-------- Dataset --------

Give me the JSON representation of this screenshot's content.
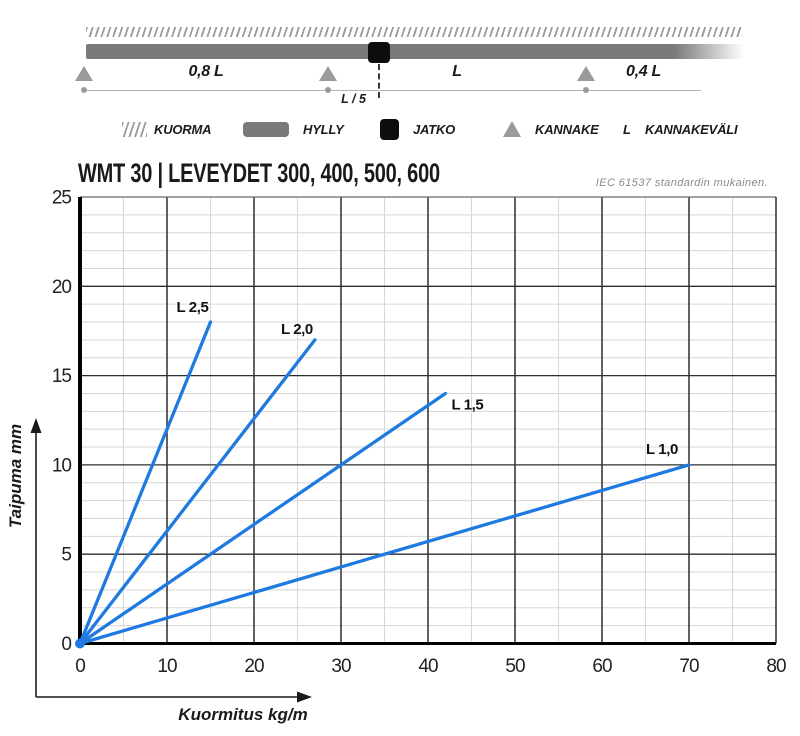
{
  "diagram": {
    "labels": {
      "span1": "0,8 L",
      "span2": "L",
      "span3": "0,4 L",
      "offset": "L / 5"
    }
  },
  "legend": {
    "items": [
      {
        "icon": "hatch",
        "label": "KUORMA"
      },
      {
        "icon": "bar",
        "label": "HYLLY"
      },
      {
        "icon": "square",
        "label": "JATKO"
      },
      {
        "icon": "triangle",
        "label": "KANNAKE"
      },
      {
        "icon": "letter",
        "symbol": "L",
        "label": "KANNAKEVÄLI"
      }
    ]
  },
  "header": {
    "title": "WMT 30 | LEVEYDET 300, 400, 500, 600",
    "note": "IEC 61537 standardin mukainen."
  },
  "chart_data": {
    "type": "line",
    "title": "WMT 30 | LEVEYDET 300, 400, 500, 600",
    "xlabel": "Kuormitus kg/m",
    "ylabel": "Taipuma mm",
    "xlim": [
      0,
      80
    ],
    "ylim": [
      0,
      25
    ],
    "x_ticks": [
      0,
      10,
      20,
      30,
      40,
      50,
      60,
      70,
      80
    ],
    "y_ticks": [
      0,
      5,
      10,
      15,
      20,
      25
    ],
    "x_major": 10,
    "x_minor": 5,
    "y_major": 5,
    "y_minor": 1,
    "grid": true,
    "line_color": "#1e7ae0",
    "series": [
      {
        "name": "L 2,5",
        "points": [
          [
            0,
            0
          ],
          [
            15,
            18
          ]
        ]
      },
      {
        "name": "L 2,0",
        "points": [
          [
            0,
            0
          ],
          [
            27,
            17
          ]
        ]
      },
      {
        "name": "L 1,5",
        "points": [
          [
            0,
            0
          ],
          [
            42,
            14
          ]
        ]
      },
      {
        "name": "L 1,0",
        "points": [
          [
            0,
            0
          ],
          [
            70,
            10
          ]
        ]
      }
    ]
  },
  "colors": {
    "accent_blue": "#1e7ae0",
    "shelf_gray": "#7a7a7a",
    "support_gray": "#9a9a9a",
    "joint_black": "#0d0d0d"
  }
}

--------

Short task: Retype all entries exactly as they appear, dropping the images.

Expected answer:
Give me the JSON representation of this screenshot's content.
{
  "diagram": {
    "labels": {
      "span1": "0,8 L",
      "span2": "L",
      "span3": "0,4 L",
      "offset": "L / 5"
    }
  },
  "legend": {
    "items": [
      {
        "icon": "hatch",
        "label": "KUORMA"
      },
      {
        "icon": "bar",
        "label": "HYLLY"
      },
      {
        "icon": "square",
        "label": "JATKO"
      },
      {
        "icon": "triangle",
        "label": "KANNAKE"
      },
      {
        "icon": "letter",
        "symbol": "L",
        "label": "KANNAKEVÄLI"
      }
    ]
  },
  "header": {
    "title": "WMT 30 | LEVEYDET 300, 400, 500, 600",
    "note": "IEC 61537 standardin mukainen."
  },
  "chart_data": {
    "type": "line",
    "title": "WMT 30 | LEVEYDET 300, 400, 500, 600",
    "xlabel": "Kuormitus kg/m",
    "ylabel": "Taipuma mm",
    "xlim": [
      0,
      80
    ],
    "ylim": [
      0,
      25
    ],
    "x_ticks": [
      0,
      10,
      20,
      30,
      40,
      50,
      60,
      70,
      80
    ],
    "y_ticks": [
      0,
      5,
      10,
      15,
      20,
      25
    ],
    "x_major": 10,
    "x_minor": 5,
    "y_major": 5,
    "y_minor": 1,
    "grid": true,
    "line_color": "#1e7ae0",
    "series": [
      {
        "name": "L 2,5",
        "points": [
          [
            0,
            0
          ],
          [
            15,
            18
          ]
        ]
      },
      {
        "name": "L 2,0",
        "points": [
          [
            0,
            0
          ],
          [
            27,
            17
          ]
        ]
      },
      {
        "name": "L 1,5",
        "points": [
          [
            0,
            0
          ],
          [
            42,
            14
          ]
        ]
      },
      {
        "name": "L 1,0",
        "points": [
          [
            0,
            0
          ],
          [
            70,
            10
          ]
        ]
      }
    ]
  },
  "colors": {
    "accent_blue": "#1e7ae0",
    "shelf_gray": "#7a7a7a",
    "support_gray": "#9a9a9a",
    "joint_black": "#0d0d0d"
  }
}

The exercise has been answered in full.